▸ **ELENCO DEI COMPITI**:
1) Quali sono i paesi theravada che l'estratto sul buddhismo theravada nomina uno per uno?
2) Stampa il passo dell'estratto che comincia con "Ma complessivamente i" e prosegue fino a "cose sulla violenza.".

Ripeto che non è mia intenzione parlare solamente dei singalesi quando
critico qualcuno. Storie simili possono essere riferite a
proposito degli altri popoli buddhisti, e non solo theravada. Ma
quali conclusioni ne avrebbe tratto il Buddha? Vale la pena
fare una
pausa per un momento per confrontare il buddhismo con il cristianesimo
e con l'islam in proposito. Naturalmente gli stati-nazione e le
tremende emozioni che fanno sorgere fanno parte del mondo moderno, e il
nazionalismo spunta fuori in
religioni che predicano ferventemente la fraternità degli uomini.
Ma complessivamente i leader religiosi cristiani e musulmani, e persino
i loro seguaci quando il contesto è la religione, non mancano di
rispetto o di cooperazione con i propri correligionari per questioni di
nazionalità.
Tornando a noi: perché così poche persone nel mondo trovano il
buddhismo theravada degno di seria considerazione? Beh, l'umanità
ha due grossi problemi morali: permettetemi di etichettarli sesso e
violenza. Parlerò adesso a sua volta di ciascuno; e siccome ho
già preso in considerazione l'assassinio e il
nazionalismo, dirò prima alcune altre cose sulla violenza.
Il buddhismo si
proclama la religione della non-violenza, ahimsa. È quindi
perfettamente naturale che la gente chieda conto di come questo
si traduce nei fatti. È mia esperienza personale che chiedono se
la storia recente dello Sri Lanka,
del Myanmar, della Thailandia, del Laos e della Kampuchea [Cambogia], i
cinque paesi theravada, dimostri in proposito un trascorso migliore
confronto a quello degli altri paesi. La risposta, come sappiamo
bene tutti, è disarmante. Lo Sri Lanka ha di recente portato a
termine una guerra civile che è durata più di 25 anni, una
generazione intera, e il nuovo governo sta dando prova di atteggiamenti
autoritari allarmanti. Nel Myanmar il governo centrale, privo di
qualsiasi
legittimità democratica, ha combattuto le minoranze etniche per un
periodo ancora più lungo e milioni di persone sono fuggite dal
paese.
La Thailandia ha naturalmente un trascorso molto migliore, ma anche qui
ci sono stati gravi conflitti sociali, a volte violenti, per buona
parte degli ultimi due anni; nel maggio scorso [2010, NdT] delle
persone che si erano rifugiate in un monastero al centro di Bangkok
sono state uccise da quelle che alcuni hanno chiamato le forze della
legge e dell'ordine; l'ultimo colpo di stato militare ha avuto luogo
solo quattro anni fa; l'estremo sud del paese non trova pace; e si è
fatto sfoggio di belligeranza per una contesa di confine con un vicino
theravāda, la Kampuchea. Il Laos (di cui so poco) non è stato
proprio pacifico, mentre la povera
Kampuchea sotto Pol Pot ha sofferto una cosa simile all'autogenocidio.

▸ **SELEZIONE DEI DATI**:
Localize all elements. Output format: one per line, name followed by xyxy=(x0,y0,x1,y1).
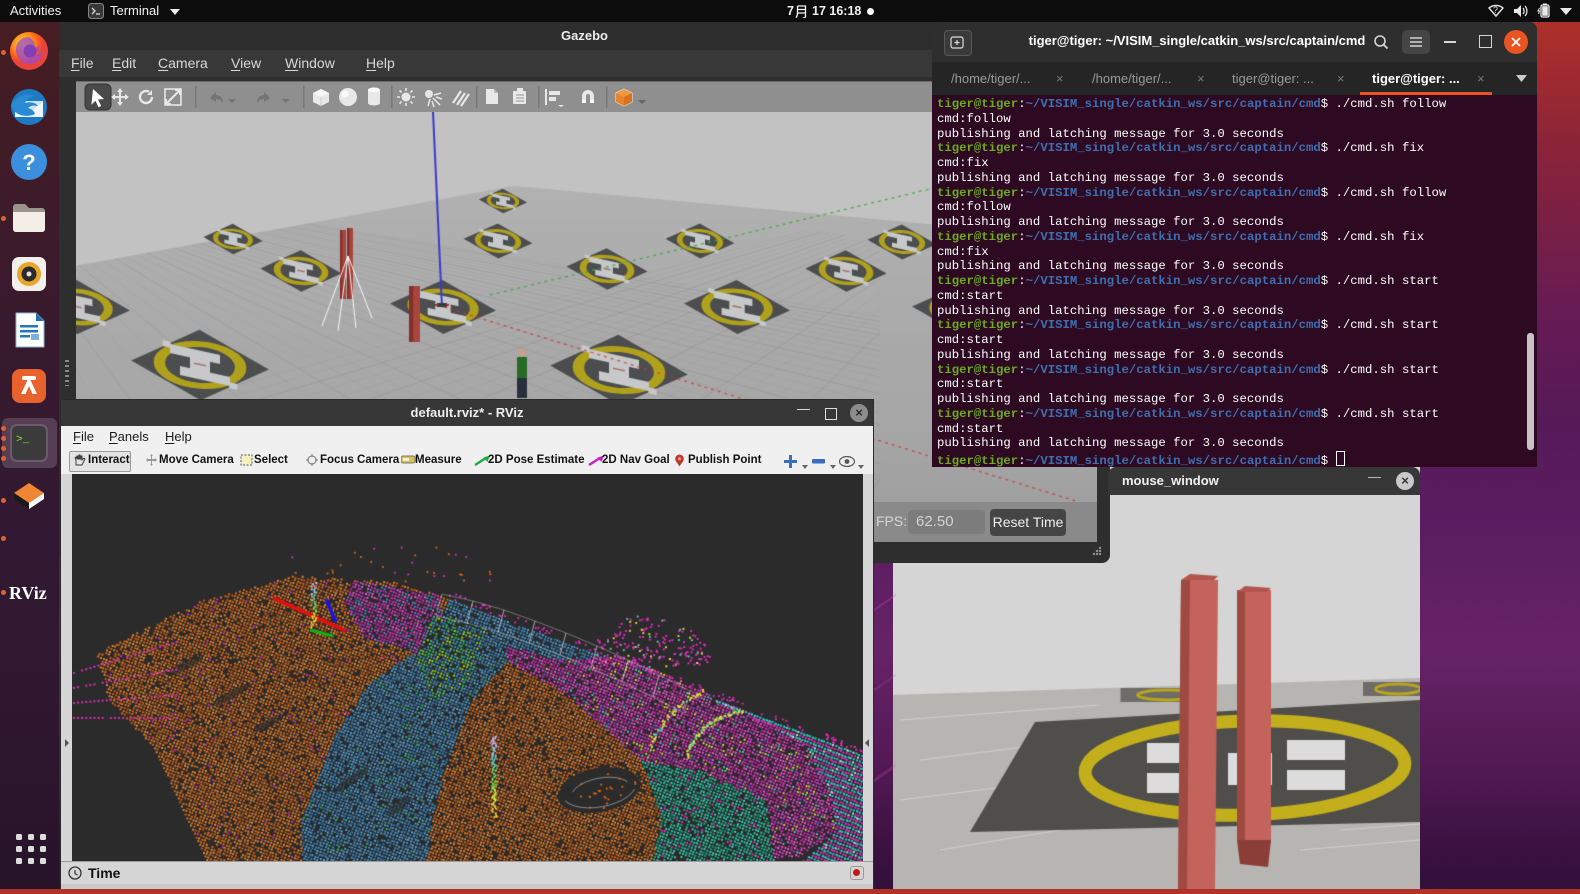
svg-text:?: ? xyxy=(1493,5,1498,15)
svg-text:>_: >_ xyxy=(16,434,30,446)
svg-text:?: ? xyxy=(22,150,35,175)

▸ **LE RISPOSTE**:
1) Sri Lanka, Myanmar, Thailandia, Laos, Kampuchea (Cambogia)

2)
Ma complessivamente i leader religiosi cristiani e musulmani, e persino
i loro seguaci quando il contesto è la religione, non mancano di
rispetto o di cooperazione con i propri correligionari per questioni di
nazionalità.
Tornando a noi: perché così poche persone nel mondo trovano il
buddhismo theravada degno di seria considerazione? Beh, l'umanità
ha due grossi problemi morali: permettetemi di etichettarli sesso e
violenza. Parlerò adesso a sua volta di ciascuno; e siccome ho
già preso in considerazione l'assassinio e il
nazionalismo, dirò prima alcune altre cose sulla violenza.